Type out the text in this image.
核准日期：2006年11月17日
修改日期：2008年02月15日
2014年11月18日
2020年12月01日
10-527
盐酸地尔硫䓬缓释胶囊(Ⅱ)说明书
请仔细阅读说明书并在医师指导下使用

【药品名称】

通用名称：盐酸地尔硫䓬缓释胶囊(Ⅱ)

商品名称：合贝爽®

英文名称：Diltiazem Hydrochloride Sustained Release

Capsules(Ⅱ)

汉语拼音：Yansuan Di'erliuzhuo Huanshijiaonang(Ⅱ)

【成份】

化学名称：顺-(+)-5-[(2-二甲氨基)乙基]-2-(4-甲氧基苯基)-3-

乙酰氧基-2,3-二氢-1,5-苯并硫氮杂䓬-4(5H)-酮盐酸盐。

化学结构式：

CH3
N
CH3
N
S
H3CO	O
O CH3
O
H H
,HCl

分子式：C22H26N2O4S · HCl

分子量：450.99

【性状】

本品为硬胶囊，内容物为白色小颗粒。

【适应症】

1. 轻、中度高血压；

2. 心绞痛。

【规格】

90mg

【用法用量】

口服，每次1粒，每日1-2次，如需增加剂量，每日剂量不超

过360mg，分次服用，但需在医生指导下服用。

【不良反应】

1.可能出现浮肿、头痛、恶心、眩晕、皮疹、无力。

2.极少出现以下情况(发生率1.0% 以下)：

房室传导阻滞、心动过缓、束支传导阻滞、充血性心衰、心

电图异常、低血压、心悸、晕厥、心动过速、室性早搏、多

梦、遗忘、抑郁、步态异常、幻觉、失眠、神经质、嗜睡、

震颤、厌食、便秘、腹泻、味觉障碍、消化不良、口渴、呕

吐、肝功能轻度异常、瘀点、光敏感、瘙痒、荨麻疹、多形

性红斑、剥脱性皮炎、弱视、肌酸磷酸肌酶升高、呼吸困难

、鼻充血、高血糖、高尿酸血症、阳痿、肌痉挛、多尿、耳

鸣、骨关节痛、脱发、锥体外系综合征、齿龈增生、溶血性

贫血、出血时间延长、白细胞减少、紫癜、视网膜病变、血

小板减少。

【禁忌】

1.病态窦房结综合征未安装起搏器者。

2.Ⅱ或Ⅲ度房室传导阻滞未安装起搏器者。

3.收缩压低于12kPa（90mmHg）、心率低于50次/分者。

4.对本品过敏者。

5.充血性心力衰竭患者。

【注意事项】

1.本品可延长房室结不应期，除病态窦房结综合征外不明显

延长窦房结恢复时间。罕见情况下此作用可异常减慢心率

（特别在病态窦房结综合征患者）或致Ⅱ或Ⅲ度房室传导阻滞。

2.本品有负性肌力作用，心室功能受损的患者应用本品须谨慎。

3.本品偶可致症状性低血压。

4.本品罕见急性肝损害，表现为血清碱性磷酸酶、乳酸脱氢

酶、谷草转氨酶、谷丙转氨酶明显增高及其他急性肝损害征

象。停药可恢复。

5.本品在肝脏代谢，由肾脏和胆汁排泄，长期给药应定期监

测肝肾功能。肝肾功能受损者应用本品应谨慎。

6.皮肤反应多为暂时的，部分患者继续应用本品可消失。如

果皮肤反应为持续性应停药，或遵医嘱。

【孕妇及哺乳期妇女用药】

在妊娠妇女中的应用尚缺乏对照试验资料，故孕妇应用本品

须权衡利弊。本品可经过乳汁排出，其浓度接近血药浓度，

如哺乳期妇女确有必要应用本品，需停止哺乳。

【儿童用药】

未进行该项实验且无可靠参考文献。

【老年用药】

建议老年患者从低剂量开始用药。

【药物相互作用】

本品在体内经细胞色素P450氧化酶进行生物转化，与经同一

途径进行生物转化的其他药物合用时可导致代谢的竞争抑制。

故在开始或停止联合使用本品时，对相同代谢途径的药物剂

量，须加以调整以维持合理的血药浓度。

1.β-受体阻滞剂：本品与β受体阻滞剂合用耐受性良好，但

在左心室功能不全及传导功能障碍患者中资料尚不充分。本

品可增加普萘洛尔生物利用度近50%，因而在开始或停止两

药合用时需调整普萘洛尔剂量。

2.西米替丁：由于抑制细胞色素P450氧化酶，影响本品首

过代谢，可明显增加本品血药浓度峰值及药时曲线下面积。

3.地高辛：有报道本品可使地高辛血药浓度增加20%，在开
______
Each line of the material should be duplicated exactly, please.

Type out the text in this image.
核准日期：2006年11月17日
修改日期：2008年02月15日
2014年11月18日
2020年12月01日
10-527
盐酸地尔硫䓬缓释胶囊(Ⅱ)说明书
请仔细阅读说明书并在医师指导下使用

【药品名称】

通用名称：盐酸地尔硫䓬缓释胶囊(Ⅱ)

商品名称：合贝爽®

英文名称：Diltiazem Hydrochloride Sustained Release

Capsules(Ⅱ)

汉语拼音：Yansuan Di'erliuzhuo Huanshijiaonang(Ⅱ)

【成份】

化学名称：顺-(+)-5-[(2-二甲氨基)乙基]-2-(4-甲氧基苯基)-3-

乙酰氧基-2,3-二氢-1,5-苯并硫氮杂䓬-4(5H)-酮盐酸盐。

化学结构式：

CH3
N
CH3
N
S
H3CO	O
O CH3
O
H H
,HCl

分子式：C22H26N2O4S · HCl

分子量：450.99

【性状】

本品为硬胶囊，内容物为白色小颗粒。

【适应症】

1. 轻、中度高血压；

2. 心绞痛。

【规格】

90mg

【用法用量】

口服，每次1粒，每日1-2次，如需增加剂量，每日剂量不超

过360mg，分次服用，但需在医生指导下服用。

【不良反应】

1.可能出现浮肿、头痛、恶心、眩晕、皮疹、无力。

2.极少出现以下情况(发生率1.0% 以下)：

房室传导阻滞、心动过缓、束支传导阻滞、充血性心衰、心

电图异常、低血压、心悸、晕厥、心动过速、室性早搏、多

梦、遗忘、抑郁、步态异常、幻觉、失眠、神经质、嗜睡、

震颤、厌食、便秘、腹泻、味觉障碍、消化不良、口渴、呕

吐、肝功能轻度异常、瘀点、光敏感、瘙痒、荨麻疹、多形

性红斑、剥脱性皮炎、弱视、肌酸磷酸肌酶升高、呼吸困难

、鼻充血、高血糖、高尿酸血症、阳痿、肌痉挛、多尿、耳

鸣、骨关节痛、脱发、锥体外系综合征、齿龈增生、溶血性

贫血、出血时间延长、白细胞减少、紫癜、视网膜病变、血

小板减少。

【禁忌】

1.病态窦房结综合征未安装起搏器者。

2.Ⅱ或Ⅲ度房室传导阻滞未安装起搏器者。

3.收缩压低于12kPa（90mmHg）、心率低于50次/分者。

4.对本品过敏者。

5.充血性心力衰竭患者。

【注意事项】

1.本品可延长房室结不应期，除病态窦房结综合征外不明显

延长窦房结恢复时间。罕见情况下此作用可异常减慢心率

（特别在病态窦房结综合征患者）或致Ⅱ或Ⅲ度房室传导阻滞。

2.本品有负性肌力作用，心室功能受损的患者应用本品须谨慎。

3.本品偶可致症状性低血压。

4.本品罕见急性肝损害，表现为血清碱性磷酸酶、乳酸脱氢

酶、谷草转氨酶、谷丙转氨酶明显增高及其他急性肝损害征

象。停药可恢复。

5.本品在肝脏代谢，由肾脏和胆汁排泄，长期给药应定期监

测肝肾功能。肝肾功能受损者应用本品应谨慎。

6.皮肤反应多为暂时的，部分患者继续应用本品可消失。如

果皮肤反应为持续性应停药，或遵医嘱。

【孕妇及哺乳期妇女用药】

在妊娠妇女中的应用尚缺乏对照试验资料，故孕妇应用本品

须权衡利弊。本品可经过乳汁排出，其浓度接近血药浓度，

如哺乳期妇女确有必要应用本品，需停止哺乳。

【儿童用药】

未进行该项实验且无可靠参考文献。

【老年用药】

建议老年患者从低剂量开始用药。

【药物相互作用】

本品在体内经细胞色素P450氧化酶进行生物转化，与经同一

途径进行生物转化的其他药物合用时可导致代谢的竞争抑制。

故在开始或停止联合使用本品时，对相同代谢途径的药物剂

量，须加以调整以维持合理的血药浓度。

1.β-受体阻滞剂：本品与β受体阻滞剂合用耐受性良好，但

在左心室功能不全及传导功能障碍患者中资料尚不充分。本

品可增加普萘洛尔生物利用度近50%，因而在开始或停止两

药合用时需调整普萘洛尔剂量。

2.西米替丁：由于抑制细胞色素P450氧化酶，影响本品首

过代谢，可明显增加本品血药浓度峰值及药时曲线下面积。

3.地高辛：有报道本品可使地高辛血药浓度增加20%，在开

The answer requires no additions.